▼

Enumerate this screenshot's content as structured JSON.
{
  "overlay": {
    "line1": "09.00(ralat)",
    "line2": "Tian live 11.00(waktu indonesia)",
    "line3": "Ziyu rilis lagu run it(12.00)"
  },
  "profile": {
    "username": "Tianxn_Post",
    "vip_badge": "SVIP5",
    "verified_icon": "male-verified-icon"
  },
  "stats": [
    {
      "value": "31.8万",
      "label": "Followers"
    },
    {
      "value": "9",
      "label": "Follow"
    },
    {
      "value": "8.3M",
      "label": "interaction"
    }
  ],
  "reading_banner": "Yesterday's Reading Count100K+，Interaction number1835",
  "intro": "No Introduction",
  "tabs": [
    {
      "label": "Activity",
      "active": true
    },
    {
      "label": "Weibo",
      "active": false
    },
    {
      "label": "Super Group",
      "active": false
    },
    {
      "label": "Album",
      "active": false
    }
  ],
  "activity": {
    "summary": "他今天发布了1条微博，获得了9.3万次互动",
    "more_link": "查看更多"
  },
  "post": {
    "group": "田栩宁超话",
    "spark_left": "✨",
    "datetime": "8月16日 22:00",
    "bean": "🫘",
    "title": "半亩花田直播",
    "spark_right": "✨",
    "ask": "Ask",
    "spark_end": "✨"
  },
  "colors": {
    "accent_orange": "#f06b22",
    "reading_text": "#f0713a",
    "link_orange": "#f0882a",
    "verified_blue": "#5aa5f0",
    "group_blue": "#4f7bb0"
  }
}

▲

:: REQUIREMENT ::
Would you write down every record again, exactly?

:: RESPONSE BELOW ::
Enumerate this screenshot's content as structured JSON.
{
  "overlay": {
    "line1": "09.00(ralat)",
    "line2": "Tian live 11.00(waktu indonesia)",
    "line3": "Ziyu rilis lagu run it(12.00)"
  },
  "profile": {
    "username": "Tianxn_Post",
    "vip_badge": "SVIP5",
    "verified_icon": "male-verified-icon"
  },
  "stats": [
    {
      "value": "31.8万",
      "label": "Followers"
    },
    {
      "value": "9",
      "label": "Follow"
    },
    {
      "value": "8.3M",
      "label": "interaction"
    }
  ],
  "reading_banner": "Yesterday's Reading Count100K+，Interaction number1835",
  "intro": "No Introduction",
  "tabs": [
    {
      "label": "Activity",
      "active": true
    },
    {
      "label": "Weibo",
      "active": false
    },
    {
      "label": "Super Group",
      "active": false
    },
    {
      "label": "Album",
      "active": false
    }
  ],
  "activity": {
    "summary": "他今天发布了1条微博，获得了9.3万次互动",
    "more_link": "查看更多"
  },
  "post": {
    "group": "田栩宁超话",
    "spark_left": "✨",
    "datetime": "8月16日 22:00",
    "bean": "🫘",
    "title": "半亩花田直播",
    "spark_right": "✨",
    "ask": "Ask",
    "spark_end": "✨"
  },
  "colors": {
    "accent_orange": "#f06b22",
    "reading_text": "#f0713a",
    "link_orange": "#f0882a",
    "verified_blue": "#5aa5f0",
    "group_blue": "#4f7bb0"
  }
}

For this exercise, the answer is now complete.